Exercise requirements
Lines that contain the string "error" are to be copied; leave out all others.

Data to process
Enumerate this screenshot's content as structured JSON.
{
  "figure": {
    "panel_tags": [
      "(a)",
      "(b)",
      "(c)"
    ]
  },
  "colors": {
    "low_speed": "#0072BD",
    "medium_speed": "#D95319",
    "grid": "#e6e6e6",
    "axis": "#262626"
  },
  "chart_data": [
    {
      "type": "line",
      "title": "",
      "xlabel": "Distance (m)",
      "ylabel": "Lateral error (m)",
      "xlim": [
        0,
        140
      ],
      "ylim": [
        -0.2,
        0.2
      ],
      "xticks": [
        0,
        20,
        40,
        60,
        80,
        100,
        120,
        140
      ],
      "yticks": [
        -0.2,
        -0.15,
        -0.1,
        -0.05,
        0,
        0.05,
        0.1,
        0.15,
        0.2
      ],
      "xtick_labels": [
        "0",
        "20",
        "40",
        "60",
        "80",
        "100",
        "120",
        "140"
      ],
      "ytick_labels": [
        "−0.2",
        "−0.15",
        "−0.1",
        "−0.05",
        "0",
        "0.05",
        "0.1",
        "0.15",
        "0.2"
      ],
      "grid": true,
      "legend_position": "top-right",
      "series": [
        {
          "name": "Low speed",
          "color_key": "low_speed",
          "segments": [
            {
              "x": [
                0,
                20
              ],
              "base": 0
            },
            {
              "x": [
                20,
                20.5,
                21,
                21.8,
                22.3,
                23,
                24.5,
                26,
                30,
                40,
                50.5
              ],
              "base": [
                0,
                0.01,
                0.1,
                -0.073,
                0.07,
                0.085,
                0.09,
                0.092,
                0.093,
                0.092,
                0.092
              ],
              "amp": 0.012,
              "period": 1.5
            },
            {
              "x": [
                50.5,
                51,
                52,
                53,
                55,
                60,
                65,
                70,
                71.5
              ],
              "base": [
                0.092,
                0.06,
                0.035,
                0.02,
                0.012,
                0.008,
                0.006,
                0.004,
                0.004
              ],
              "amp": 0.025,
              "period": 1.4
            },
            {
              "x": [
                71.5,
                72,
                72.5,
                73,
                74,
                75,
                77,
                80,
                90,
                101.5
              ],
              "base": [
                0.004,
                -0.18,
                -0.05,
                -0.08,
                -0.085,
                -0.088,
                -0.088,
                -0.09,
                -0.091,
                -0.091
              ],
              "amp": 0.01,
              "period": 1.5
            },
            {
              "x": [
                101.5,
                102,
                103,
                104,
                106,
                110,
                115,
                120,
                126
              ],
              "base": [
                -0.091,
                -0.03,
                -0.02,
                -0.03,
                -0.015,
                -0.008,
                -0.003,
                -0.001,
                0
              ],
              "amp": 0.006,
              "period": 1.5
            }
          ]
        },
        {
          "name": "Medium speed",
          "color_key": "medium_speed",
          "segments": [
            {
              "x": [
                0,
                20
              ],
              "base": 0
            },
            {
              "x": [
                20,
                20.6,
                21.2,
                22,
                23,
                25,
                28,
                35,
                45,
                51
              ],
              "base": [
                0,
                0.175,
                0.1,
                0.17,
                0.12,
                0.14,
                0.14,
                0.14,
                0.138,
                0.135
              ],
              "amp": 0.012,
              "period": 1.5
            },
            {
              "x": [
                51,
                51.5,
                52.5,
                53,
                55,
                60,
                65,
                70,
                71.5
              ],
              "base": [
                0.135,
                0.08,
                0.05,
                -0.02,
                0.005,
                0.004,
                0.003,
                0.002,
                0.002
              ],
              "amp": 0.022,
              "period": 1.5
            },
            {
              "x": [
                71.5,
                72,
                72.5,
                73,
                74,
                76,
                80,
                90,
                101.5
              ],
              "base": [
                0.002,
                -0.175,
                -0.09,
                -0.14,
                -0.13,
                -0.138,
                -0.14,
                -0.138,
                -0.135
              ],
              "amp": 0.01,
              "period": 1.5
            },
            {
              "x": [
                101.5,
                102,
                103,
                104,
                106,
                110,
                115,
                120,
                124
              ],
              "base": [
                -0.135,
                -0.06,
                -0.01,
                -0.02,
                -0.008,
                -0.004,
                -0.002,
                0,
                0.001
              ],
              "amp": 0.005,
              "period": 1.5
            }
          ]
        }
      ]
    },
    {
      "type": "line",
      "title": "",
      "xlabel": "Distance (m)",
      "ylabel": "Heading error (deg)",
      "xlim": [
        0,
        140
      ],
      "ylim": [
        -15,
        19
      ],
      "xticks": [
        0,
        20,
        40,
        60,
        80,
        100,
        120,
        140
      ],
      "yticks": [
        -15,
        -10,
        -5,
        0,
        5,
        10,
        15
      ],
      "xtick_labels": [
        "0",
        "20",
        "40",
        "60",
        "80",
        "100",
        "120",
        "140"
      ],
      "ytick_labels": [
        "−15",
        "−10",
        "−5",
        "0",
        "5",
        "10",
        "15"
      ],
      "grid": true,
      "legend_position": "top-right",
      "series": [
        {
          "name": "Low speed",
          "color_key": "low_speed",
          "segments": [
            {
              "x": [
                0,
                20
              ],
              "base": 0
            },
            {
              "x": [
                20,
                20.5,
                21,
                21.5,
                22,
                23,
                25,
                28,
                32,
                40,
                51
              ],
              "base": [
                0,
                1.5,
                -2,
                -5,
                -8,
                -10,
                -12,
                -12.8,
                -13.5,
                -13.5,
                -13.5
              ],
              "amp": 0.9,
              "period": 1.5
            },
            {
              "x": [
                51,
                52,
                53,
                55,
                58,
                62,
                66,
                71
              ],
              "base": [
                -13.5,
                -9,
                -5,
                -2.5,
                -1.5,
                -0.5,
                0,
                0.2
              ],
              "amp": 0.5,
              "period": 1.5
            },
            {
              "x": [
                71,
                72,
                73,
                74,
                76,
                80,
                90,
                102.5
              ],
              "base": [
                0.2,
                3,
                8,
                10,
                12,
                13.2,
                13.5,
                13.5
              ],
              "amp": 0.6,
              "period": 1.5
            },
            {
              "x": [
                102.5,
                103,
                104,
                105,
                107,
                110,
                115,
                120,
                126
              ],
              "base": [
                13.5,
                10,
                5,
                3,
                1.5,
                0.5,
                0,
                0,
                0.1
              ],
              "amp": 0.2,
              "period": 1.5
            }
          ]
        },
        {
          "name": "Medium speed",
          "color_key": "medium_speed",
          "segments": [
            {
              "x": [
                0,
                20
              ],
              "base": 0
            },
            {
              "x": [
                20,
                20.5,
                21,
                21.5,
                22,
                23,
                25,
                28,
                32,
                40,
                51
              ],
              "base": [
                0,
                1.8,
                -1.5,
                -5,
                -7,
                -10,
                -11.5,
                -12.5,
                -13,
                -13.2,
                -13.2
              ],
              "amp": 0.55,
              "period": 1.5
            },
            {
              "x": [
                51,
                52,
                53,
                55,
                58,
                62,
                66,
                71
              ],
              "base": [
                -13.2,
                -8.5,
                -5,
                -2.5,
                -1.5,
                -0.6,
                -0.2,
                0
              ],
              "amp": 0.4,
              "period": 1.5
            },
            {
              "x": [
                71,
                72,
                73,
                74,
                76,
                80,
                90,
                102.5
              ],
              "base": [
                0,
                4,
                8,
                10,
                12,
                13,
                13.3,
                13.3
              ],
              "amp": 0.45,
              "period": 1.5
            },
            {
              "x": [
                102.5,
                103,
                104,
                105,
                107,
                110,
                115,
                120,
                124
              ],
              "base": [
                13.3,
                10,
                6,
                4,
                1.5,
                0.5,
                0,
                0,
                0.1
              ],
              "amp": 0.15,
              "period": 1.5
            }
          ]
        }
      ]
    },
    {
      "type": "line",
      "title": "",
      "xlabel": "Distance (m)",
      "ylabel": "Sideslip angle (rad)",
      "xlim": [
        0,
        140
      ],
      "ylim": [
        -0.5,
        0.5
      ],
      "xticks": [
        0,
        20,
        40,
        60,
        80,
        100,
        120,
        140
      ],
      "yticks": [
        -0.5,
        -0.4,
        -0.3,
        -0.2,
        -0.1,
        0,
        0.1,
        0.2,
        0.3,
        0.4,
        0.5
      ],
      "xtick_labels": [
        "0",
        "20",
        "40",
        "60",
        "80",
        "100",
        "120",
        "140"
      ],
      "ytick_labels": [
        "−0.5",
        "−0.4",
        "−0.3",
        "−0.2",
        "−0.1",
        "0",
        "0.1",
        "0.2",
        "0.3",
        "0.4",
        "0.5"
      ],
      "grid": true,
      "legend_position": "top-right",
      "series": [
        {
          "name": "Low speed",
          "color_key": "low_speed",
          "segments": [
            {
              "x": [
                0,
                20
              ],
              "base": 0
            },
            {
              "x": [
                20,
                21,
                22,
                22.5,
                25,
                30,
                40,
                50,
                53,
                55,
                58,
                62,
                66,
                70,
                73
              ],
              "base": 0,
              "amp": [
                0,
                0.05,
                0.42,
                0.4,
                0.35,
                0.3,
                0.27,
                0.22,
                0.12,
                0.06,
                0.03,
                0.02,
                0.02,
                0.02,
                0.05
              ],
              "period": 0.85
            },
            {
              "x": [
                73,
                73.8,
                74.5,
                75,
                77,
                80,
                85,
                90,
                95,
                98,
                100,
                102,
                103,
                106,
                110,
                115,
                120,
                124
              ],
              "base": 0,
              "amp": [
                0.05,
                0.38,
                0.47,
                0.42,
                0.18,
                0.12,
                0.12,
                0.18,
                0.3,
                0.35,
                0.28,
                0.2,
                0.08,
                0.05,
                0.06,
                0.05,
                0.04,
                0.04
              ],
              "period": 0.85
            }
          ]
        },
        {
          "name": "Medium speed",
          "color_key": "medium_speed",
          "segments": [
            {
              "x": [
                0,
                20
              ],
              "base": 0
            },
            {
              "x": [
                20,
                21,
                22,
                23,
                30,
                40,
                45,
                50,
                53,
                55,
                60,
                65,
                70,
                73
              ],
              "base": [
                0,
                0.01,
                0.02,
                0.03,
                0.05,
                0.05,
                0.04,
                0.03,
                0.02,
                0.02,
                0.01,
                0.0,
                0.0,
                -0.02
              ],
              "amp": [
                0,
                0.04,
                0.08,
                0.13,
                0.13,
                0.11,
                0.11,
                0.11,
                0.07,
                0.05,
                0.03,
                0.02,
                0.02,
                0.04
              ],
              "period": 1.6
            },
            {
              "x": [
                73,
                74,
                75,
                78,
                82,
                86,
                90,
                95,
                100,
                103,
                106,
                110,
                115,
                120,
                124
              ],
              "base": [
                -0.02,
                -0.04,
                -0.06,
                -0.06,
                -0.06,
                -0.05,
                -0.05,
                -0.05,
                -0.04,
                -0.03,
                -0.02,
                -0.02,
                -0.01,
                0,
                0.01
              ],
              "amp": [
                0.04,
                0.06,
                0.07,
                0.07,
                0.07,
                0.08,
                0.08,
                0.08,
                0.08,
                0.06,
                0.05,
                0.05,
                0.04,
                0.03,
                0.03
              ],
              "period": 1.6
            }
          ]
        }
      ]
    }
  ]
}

Answer
      "ylabel": "Lateral error (m)",
      "ylabel": "Heading error (deg)",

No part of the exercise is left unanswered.